**WHAT YOU ARE ASKED TO DO**
Wherever the string "Tech" appears in the listing, copy that line.

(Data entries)
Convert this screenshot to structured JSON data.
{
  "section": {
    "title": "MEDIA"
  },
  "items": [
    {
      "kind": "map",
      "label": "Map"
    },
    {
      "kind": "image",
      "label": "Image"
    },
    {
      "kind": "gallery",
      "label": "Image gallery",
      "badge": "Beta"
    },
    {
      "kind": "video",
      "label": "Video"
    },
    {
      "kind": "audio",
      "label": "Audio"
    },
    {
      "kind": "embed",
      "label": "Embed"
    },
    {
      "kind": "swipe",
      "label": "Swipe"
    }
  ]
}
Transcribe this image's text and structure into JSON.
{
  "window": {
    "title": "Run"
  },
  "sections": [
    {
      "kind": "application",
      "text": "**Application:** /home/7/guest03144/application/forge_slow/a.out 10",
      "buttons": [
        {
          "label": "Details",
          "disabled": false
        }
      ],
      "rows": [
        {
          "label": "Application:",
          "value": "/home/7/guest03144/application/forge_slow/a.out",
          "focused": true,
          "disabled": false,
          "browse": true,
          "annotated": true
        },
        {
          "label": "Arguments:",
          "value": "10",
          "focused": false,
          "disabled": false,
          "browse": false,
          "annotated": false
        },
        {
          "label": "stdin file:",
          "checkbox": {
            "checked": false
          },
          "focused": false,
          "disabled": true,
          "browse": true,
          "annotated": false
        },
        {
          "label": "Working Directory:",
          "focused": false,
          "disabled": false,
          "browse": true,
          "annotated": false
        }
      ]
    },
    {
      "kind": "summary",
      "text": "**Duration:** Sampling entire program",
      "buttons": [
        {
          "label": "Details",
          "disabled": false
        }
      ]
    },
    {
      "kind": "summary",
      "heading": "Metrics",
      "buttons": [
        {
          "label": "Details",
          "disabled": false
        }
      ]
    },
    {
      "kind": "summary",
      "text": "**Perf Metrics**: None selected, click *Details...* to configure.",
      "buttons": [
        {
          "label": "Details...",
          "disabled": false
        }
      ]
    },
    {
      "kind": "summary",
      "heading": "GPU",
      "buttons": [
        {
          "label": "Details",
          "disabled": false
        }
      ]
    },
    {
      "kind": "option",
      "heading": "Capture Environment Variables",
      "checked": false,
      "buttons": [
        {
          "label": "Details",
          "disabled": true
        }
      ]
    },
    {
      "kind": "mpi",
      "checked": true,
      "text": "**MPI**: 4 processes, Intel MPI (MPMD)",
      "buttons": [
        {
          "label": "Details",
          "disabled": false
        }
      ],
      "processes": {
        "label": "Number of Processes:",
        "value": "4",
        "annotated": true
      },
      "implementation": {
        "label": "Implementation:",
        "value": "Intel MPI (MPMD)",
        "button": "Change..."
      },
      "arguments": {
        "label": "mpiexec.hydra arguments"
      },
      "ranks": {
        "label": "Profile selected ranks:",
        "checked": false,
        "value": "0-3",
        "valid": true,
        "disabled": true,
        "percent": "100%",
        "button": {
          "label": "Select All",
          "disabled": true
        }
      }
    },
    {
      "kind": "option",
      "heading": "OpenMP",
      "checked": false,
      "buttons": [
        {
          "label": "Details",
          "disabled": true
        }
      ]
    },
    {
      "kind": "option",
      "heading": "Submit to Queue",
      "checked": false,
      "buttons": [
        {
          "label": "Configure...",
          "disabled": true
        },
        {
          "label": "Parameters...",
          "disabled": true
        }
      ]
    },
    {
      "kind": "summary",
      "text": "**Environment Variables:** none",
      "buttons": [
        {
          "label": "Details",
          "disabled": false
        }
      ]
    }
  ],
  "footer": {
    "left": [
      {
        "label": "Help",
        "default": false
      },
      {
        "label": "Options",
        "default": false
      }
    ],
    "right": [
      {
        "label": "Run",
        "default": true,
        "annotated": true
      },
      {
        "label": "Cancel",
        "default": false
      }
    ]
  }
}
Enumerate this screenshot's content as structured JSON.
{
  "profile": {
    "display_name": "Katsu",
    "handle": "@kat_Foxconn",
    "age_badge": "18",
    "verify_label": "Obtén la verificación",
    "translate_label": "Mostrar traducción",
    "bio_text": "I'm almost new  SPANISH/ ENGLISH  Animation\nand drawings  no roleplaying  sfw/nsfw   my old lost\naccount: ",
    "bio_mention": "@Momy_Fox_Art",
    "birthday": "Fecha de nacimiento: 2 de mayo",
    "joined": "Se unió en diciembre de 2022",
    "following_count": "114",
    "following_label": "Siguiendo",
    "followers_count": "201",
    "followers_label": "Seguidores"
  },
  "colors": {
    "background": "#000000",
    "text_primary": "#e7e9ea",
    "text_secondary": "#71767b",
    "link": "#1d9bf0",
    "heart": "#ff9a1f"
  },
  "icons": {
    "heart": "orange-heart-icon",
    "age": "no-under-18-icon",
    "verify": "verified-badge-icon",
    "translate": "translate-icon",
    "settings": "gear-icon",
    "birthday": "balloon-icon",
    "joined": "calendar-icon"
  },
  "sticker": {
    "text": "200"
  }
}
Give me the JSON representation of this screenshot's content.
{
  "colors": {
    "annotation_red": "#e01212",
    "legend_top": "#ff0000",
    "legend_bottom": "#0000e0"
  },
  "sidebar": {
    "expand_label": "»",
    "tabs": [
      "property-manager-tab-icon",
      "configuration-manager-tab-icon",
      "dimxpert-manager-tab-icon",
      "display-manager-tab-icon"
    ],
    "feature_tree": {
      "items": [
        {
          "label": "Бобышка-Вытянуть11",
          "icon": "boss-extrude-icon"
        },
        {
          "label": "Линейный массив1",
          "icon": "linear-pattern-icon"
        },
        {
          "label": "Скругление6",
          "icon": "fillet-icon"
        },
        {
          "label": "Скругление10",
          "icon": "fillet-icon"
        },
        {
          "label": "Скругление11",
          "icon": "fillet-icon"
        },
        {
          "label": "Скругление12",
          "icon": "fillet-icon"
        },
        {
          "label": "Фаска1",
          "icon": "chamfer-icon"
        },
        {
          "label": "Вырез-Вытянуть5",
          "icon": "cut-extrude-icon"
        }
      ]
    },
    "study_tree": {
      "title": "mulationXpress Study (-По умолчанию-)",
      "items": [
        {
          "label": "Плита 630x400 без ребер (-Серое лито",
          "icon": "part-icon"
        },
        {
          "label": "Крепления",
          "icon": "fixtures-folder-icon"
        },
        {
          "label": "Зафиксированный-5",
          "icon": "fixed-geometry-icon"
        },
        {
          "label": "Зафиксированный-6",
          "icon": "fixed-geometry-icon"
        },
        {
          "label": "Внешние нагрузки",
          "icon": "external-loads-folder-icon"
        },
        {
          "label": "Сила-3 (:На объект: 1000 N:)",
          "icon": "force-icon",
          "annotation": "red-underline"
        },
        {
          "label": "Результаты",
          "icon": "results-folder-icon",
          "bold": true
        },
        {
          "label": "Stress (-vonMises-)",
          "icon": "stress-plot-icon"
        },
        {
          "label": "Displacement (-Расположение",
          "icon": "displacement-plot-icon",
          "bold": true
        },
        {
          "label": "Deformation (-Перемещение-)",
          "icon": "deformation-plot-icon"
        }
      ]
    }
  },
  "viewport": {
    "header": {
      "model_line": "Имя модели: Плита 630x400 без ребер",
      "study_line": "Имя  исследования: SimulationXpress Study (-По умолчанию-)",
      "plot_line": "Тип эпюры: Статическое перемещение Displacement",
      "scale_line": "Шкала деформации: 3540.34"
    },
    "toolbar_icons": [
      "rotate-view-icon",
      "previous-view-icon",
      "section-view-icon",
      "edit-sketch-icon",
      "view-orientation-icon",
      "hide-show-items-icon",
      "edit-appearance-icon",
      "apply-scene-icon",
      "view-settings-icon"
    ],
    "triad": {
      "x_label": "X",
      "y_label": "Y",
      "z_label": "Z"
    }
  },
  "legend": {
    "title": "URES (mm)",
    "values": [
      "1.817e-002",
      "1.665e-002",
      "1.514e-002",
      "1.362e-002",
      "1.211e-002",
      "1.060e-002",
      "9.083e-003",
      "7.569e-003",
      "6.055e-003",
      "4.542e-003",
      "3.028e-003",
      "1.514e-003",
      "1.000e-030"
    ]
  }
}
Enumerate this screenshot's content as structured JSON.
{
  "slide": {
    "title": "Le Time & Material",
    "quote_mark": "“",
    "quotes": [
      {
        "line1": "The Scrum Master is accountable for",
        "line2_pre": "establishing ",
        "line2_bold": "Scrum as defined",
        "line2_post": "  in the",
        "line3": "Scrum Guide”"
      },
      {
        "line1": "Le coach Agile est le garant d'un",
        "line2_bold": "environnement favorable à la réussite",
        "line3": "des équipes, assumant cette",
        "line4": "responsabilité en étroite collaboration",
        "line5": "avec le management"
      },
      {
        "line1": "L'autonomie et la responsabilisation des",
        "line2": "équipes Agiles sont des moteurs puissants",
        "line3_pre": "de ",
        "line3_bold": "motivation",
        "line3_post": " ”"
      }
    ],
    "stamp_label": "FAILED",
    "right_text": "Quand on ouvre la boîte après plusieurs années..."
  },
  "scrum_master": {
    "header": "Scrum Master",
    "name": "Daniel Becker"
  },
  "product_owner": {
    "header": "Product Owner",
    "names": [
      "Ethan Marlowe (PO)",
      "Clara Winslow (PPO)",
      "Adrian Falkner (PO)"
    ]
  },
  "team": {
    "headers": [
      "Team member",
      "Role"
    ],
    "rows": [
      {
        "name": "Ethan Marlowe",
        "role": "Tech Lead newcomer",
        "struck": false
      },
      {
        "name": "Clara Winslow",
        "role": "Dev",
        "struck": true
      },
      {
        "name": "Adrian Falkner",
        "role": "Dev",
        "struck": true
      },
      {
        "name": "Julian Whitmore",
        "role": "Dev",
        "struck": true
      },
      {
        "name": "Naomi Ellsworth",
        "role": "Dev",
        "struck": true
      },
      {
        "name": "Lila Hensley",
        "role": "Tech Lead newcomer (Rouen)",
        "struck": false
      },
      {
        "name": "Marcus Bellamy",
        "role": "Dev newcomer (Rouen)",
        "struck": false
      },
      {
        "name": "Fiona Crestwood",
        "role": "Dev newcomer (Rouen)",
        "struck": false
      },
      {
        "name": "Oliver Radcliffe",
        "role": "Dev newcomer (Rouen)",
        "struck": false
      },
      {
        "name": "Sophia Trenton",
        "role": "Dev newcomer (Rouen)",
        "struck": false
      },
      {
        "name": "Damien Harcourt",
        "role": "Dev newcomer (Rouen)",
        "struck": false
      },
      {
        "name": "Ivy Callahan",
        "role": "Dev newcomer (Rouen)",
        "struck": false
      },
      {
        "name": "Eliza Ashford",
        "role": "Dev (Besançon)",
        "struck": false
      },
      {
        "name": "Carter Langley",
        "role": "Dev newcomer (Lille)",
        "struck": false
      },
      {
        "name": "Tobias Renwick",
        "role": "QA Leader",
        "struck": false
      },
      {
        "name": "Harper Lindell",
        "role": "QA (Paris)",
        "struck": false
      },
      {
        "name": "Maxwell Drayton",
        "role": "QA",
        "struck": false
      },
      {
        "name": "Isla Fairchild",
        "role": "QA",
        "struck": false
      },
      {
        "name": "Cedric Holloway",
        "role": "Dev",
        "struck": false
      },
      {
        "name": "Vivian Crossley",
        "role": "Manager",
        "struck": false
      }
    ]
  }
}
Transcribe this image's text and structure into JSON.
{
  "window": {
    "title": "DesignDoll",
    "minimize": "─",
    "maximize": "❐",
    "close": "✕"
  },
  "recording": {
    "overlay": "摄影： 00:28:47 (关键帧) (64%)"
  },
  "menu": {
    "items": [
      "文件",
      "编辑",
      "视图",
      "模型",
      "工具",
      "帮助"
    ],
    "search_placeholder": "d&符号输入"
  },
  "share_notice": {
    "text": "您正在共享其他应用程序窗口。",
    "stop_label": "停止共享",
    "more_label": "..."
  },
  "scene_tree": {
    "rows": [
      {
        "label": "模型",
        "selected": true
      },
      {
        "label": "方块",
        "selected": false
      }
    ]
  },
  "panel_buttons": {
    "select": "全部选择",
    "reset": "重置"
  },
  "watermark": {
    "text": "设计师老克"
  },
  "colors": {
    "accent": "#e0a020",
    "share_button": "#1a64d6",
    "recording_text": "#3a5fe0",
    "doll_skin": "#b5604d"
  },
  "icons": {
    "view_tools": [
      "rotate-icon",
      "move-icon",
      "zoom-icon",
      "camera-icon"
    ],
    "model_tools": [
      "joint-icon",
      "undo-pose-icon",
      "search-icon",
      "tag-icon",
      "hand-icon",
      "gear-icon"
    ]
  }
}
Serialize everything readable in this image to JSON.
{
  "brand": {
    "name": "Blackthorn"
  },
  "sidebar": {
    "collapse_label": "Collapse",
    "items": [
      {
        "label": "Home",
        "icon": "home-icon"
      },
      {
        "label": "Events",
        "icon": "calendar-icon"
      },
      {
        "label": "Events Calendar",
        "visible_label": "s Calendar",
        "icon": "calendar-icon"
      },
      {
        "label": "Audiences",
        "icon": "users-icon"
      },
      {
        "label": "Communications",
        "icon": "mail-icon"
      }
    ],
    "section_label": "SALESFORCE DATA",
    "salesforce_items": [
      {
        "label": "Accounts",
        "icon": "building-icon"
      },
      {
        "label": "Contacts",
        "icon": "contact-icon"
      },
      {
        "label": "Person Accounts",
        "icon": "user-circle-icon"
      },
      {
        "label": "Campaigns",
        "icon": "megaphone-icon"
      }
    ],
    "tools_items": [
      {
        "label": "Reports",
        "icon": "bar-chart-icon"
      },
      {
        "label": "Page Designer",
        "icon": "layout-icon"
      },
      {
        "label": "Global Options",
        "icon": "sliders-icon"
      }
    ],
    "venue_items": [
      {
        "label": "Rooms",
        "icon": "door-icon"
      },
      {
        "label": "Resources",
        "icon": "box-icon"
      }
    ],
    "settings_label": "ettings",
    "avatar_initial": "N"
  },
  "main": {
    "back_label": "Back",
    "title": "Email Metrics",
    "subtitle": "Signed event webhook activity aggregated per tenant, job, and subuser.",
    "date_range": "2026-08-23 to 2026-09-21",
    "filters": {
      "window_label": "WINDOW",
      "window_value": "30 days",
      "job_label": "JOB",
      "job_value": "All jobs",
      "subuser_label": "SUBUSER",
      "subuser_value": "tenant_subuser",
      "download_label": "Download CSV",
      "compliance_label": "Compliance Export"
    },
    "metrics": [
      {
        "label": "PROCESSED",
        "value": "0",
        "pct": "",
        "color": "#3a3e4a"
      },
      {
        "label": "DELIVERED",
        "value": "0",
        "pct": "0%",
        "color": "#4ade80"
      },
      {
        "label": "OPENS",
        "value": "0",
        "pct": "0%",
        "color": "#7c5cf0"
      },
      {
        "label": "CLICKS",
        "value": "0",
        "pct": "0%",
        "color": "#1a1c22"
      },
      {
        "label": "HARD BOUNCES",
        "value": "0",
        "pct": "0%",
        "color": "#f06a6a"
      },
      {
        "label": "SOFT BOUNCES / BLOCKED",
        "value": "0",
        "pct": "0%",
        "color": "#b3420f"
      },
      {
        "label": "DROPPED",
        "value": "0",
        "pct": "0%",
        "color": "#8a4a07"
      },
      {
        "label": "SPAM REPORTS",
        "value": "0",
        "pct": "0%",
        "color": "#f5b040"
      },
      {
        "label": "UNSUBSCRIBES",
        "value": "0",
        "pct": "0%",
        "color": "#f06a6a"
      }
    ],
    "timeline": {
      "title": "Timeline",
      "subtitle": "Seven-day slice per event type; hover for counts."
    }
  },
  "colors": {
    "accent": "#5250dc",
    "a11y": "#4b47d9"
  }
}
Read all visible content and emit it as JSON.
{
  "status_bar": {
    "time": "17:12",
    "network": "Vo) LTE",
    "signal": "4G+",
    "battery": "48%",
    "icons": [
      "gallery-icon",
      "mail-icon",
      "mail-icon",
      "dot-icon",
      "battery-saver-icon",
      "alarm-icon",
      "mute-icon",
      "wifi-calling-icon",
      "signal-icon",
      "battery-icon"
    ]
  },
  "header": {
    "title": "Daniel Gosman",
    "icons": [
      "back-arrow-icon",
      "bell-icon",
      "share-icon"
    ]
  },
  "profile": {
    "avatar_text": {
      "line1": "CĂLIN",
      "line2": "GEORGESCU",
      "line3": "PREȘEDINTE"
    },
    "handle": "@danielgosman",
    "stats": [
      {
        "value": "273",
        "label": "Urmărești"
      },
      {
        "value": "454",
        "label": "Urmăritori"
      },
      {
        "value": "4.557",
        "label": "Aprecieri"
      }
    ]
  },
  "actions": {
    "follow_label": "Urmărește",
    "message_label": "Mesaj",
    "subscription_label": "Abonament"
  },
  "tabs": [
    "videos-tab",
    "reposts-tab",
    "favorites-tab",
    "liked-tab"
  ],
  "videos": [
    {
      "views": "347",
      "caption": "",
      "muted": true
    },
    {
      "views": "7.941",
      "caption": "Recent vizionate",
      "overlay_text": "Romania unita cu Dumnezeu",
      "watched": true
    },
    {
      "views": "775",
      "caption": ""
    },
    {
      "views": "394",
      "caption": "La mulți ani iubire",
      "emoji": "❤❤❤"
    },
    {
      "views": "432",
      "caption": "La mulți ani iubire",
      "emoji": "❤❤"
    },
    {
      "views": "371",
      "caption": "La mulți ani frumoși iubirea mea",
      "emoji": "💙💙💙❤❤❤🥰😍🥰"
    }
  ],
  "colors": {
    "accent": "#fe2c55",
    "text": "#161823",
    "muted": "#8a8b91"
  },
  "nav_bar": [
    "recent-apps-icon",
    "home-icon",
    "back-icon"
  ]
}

**WRITTEN SOLUTION**
        "role": "Tech Lead newcomer",
        "role": "Tech Lead newcomer (Rouen)",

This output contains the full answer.